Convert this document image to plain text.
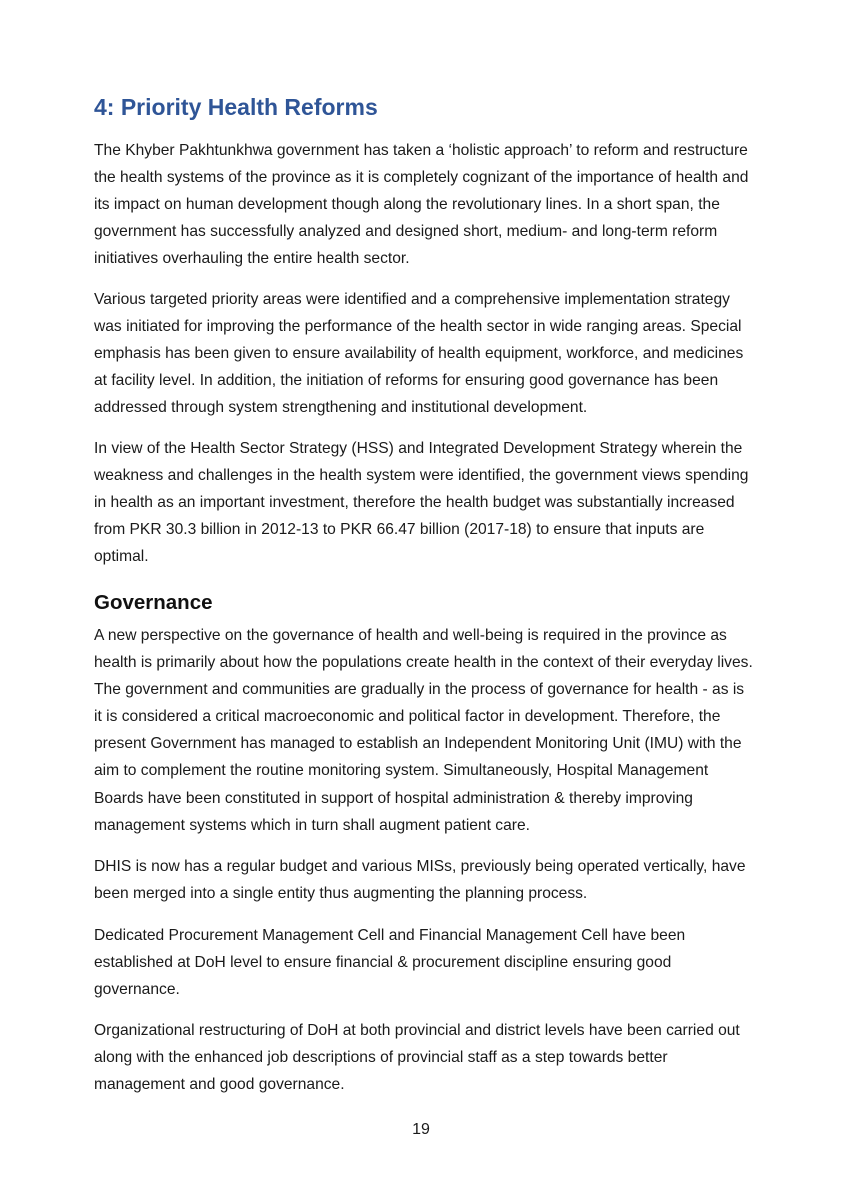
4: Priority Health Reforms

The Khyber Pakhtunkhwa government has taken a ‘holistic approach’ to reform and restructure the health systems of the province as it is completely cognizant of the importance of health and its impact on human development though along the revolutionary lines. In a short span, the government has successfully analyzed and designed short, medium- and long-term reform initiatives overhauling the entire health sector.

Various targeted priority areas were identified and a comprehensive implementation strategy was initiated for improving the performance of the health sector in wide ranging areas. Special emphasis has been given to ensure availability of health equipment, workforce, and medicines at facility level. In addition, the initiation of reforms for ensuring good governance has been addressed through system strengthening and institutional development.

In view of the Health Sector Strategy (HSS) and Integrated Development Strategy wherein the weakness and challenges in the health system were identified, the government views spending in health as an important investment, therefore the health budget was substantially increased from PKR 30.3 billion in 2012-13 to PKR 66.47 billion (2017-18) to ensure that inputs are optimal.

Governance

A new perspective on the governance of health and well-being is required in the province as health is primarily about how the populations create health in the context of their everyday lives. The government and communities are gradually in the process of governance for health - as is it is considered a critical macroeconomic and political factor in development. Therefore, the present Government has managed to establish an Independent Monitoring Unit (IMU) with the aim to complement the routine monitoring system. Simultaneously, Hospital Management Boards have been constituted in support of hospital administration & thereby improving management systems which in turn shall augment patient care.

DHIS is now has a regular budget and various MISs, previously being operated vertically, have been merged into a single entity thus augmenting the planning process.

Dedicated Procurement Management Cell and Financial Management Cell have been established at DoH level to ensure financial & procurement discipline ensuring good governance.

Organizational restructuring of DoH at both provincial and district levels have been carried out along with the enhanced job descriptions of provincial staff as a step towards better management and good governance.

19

_WRITTEN EXERCISE_
Reproduce the material above verbatim; omit every picture.

_RESULT FOR THIS TASK_
Convert this document image to plain text.
4: Priority Health Reforms

The Khyber Pakhtunkhwa government has taken a ‘holistic approach’ to reform and restructure the health systems of the province as it is completely cognizant of the importance of health and its impact on human development though along the revolutionary lines. In a short span, the government has successfully analyzed and designed short, medium- and long-term reform initiatives overhauling the entire health sector.

Various targeted priority areas were identified and a comprehensive implementation strategy was initiated for improving the performance of the health sector in wide ranging areas. Special emphasis has been given to ensure availability of health equipment, workforce, and medicines at facility level. In addition, the initiation of reforms for ensuring good governance has been addressed through system strengthening and institutional development.

In view of the Health Sector Strategy (HSS) and Integrated Development Strategy wherein the weakness and challenges in the health system were identified, the government views spending in health as an important investment, therefore the health budget was substantially increased from PKR 30.3 billion in 2012-13 to PKR 66.47 billion (2017-18) to ensure that inputs are optimal.

Governance

A new perspective on the governance of health and well-being is required in the province as health is primarily about how the populations create health in the context of their everyday lives. The government and communities are gradually in the process of governance for health - as is it is considered a critical macroeconomic and political factor in development. Therefore, the present Government has managed to establish an Independent Monitoring Unit (IMU) with the aim to complement the routine monitoring system. Simultaneously, Hospital Management Boards have been constituted in support of hospital administration & thereby improving management systems which in turn shall augment patient care.

DHIS is now has a regular budget and various MISs, previously being operated vertically, have been merged into a single entity thus augmenting the planning process.

Dedicated Procurement Management Cell and Financial Management Cell have been established at DoH level to ensure financial & procurement discipline ensuring good governance.

Organizational restructuring of DoH at both provincial and district levels have been carried out along with the enhanced job descriptions of provincial staff as a step towards better management and good governance.

19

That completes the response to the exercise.